● WHAT TO DO
Search the listing below for the string "criticised" and copy every line where it occurs.

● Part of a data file
§ §
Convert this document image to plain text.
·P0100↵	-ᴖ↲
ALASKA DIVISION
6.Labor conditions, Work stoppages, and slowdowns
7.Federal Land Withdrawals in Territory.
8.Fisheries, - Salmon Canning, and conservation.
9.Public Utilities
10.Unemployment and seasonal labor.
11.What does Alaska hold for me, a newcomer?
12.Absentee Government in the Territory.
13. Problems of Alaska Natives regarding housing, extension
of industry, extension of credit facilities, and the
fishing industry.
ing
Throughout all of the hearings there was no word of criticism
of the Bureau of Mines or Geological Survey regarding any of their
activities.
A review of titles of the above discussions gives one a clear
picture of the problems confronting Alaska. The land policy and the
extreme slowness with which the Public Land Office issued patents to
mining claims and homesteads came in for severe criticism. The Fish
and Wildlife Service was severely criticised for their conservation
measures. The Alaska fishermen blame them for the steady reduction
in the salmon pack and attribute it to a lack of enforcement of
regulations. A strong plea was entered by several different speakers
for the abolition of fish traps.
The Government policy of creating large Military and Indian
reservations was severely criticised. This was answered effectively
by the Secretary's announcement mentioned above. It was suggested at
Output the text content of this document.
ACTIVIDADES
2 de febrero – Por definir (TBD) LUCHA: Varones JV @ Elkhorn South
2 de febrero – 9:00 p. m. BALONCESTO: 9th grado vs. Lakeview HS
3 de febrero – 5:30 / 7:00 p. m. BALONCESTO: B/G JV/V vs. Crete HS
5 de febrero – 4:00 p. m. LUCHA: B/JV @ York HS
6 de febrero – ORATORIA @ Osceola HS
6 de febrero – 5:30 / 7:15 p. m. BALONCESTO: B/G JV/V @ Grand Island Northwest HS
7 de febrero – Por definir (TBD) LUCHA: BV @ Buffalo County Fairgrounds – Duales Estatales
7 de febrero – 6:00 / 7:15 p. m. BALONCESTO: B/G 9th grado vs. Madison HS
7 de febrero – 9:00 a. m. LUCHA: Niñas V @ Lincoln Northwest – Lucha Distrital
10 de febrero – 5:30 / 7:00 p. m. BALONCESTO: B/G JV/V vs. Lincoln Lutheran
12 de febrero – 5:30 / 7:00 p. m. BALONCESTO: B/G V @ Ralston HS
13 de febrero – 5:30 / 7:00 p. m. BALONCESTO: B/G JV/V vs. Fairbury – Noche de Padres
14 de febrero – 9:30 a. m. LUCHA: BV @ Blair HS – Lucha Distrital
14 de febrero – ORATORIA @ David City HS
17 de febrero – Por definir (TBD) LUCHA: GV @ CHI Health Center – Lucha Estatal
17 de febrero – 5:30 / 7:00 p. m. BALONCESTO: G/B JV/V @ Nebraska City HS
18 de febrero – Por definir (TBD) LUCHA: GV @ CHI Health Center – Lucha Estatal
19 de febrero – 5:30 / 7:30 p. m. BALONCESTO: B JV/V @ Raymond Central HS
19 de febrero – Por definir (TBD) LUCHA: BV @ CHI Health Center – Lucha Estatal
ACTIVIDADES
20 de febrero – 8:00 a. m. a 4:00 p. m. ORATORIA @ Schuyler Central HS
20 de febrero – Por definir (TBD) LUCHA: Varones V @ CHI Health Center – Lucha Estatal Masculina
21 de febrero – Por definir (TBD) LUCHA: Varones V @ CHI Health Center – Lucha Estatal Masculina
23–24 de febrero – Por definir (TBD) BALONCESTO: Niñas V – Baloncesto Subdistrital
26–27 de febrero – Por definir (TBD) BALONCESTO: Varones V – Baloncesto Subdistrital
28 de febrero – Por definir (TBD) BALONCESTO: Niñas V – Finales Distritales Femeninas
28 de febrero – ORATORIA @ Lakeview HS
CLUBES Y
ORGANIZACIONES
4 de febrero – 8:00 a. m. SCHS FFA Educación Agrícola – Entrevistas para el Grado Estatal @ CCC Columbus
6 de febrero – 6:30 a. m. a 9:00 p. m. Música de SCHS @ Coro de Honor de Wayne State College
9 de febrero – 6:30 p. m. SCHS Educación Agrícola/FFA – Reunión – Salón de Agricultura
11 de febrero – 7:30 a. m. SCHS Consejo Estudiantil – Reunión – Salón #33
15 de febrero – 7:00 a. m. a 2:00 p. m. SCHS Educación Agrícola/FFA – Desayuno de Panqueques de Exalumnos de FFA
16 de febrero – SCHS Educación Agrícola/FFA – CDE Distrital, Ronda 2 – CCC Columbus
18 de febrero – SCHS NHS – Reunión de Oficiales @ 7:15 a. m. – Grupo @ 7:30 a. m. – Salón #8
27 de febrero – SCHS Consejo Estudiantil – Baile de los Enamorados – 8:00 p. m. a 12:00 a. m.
§ §
● FULL ANSWER
and Wildlife Service was severely criticised for their conservation
reservations was severely criticised. This was answered effectively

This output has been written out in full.